_The task_:
Write out every single entry exactly.

(Collected data)
>>>

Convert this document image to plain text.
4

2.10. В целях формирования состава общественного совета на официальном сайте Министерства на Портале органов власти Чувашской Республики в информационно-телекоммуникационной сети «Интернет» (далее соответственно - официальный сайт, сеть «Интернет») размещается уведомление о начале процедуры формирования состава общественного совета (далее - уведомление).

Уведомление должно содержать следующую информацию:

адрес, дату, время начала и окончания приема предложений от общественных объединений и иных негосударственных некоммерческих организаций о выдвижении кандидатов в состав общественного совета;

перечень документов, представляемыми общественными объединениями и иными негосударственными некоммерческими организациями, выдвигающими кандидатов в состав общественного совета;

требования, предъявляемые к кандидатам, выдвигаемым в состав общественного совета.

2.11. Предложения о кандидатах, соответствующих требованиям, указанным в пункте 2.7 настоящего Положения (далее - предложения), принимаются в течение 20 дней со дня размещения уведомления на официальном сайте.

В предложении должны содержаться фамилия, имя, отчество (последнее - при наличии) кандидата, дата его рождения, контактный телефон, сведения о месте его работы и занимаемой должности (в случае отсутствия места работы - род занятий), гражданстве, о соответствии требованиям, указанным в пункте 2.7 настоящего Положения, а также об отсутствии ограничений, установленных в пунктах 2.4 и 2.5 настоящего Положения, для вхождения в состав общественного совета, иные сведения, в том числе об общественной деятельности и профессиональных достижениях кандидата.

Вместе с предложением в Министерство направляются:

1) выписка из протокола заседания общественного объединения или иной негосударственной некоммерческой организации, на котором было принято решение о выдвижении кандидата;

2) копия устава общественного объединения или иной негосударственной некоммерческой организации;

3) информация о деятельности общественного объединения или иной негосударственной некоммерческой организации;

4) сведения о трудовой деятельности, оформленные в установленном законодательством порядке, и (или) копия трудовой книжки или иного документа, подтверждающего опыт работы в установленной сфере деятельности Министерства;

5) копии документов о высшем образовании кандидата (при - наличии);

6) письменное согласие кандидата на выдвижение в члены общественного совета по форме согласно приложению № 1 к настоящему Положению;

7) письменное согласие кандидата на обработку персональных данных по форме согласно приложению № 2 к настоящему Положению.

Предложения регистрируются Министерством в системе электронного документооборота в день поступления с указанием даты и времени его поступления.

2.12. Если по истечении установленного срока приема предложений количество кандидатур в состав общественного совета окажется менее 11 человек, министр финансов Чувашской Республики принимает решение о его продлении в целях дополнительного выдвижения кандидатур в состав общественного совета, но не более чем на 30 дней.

<<<

_Result below_:
Convert this document image to plain text.
4

2.10. В целях формирования состава общественного совета на официальном сайте Министерства на Портале органов власти Чувашской Республики в информационно-телекоммуникационной сети «Интернет» (далее соответственно - официальный сайт, сеть «Интернет») размещается уведомление о начале процедуры формирования состава общественного совета (далее - уведомление).

Уведомление должно содержать следующую информацию:

адрес, дату, время начала и окончания приема предложений от общественных объединений и иных негосударственных некоммерческих организаций о выдвижении кандидатов в состав общественного совета;

перечень документов, представляемыми общественными объединениями и иными негосударственными некоммерческими организациями, выдвигающими кандидатов в состав общественного совета;

требования, предъявляемые к кандидатам, выдвигаемым в состав общественного совета.

2.11. Предложения о кандидатах, соответствующих требованиям, указанным в пункте 2.7 настоящего Положения (далее - предложения), принимаются в течение 20 дней со дня размещения уведомления на официальном сайте.

В предложении должны содержаться фамилия, имя, отчество (последнее - при наличии) кандидата, дата его рождения, контактный телефон, сведения о месте его работы и занимаемой должности (в случае отсутствия места работы - род занятий), гражданстве, о соответствии требованиям, указанным в пункте 2.7 настоящего Положения, а также об отсутствии ограничений, установленных в пунктах 2.4 и 2.5 настоящего Положения, для вхождения в состав общественного совета, иные сведения, в том числе об общественной деятельности и профессиональных достижениях кандидата.

Вместе с предложением в Министерство направляются:

1) выписка из протокола заседания общественного объединения или иной негосударственной некоммерческой организации, на котором было принято решение о выдвижении кандидата;

2) копия устава общественного объединения или иной негосударственной некоммерческой организации;

3) информация о деятельности общественного объединения или иной негосударственной некоммерческой организации;

4) сведения о трудовой деятельности, оформленные в установленном законодательством порядке, и (или) копия трудовой книжки или иного документа, подтверждающего опыт работы в установленной сфере деятельности Министерства;

5) копии документов о высшем образовании кандидата (при - наличии);

6) письменное согласие кандидата на выдвижение в члены общественного совета по форме согласно приложению № 1 к настоящему Положению;

7) письменное согласие кандидата на обработку персональных данных по форме согласно приложению № 2 к настоящему Положению.

Предложения регистрируются Министерством в системе электронного документооборота в день поступления с указанием даты и времени его поступления.

2.12. Если по истечении установленного срока приема предложений количество кандидатур в состав общественного совета окажется менее 11 человек, министр финансов Чувашской Республики принимает решение о его продлении в целях дополнительного выдвижения кандидатур в состав общественного совета, но не более чем на 30 дней.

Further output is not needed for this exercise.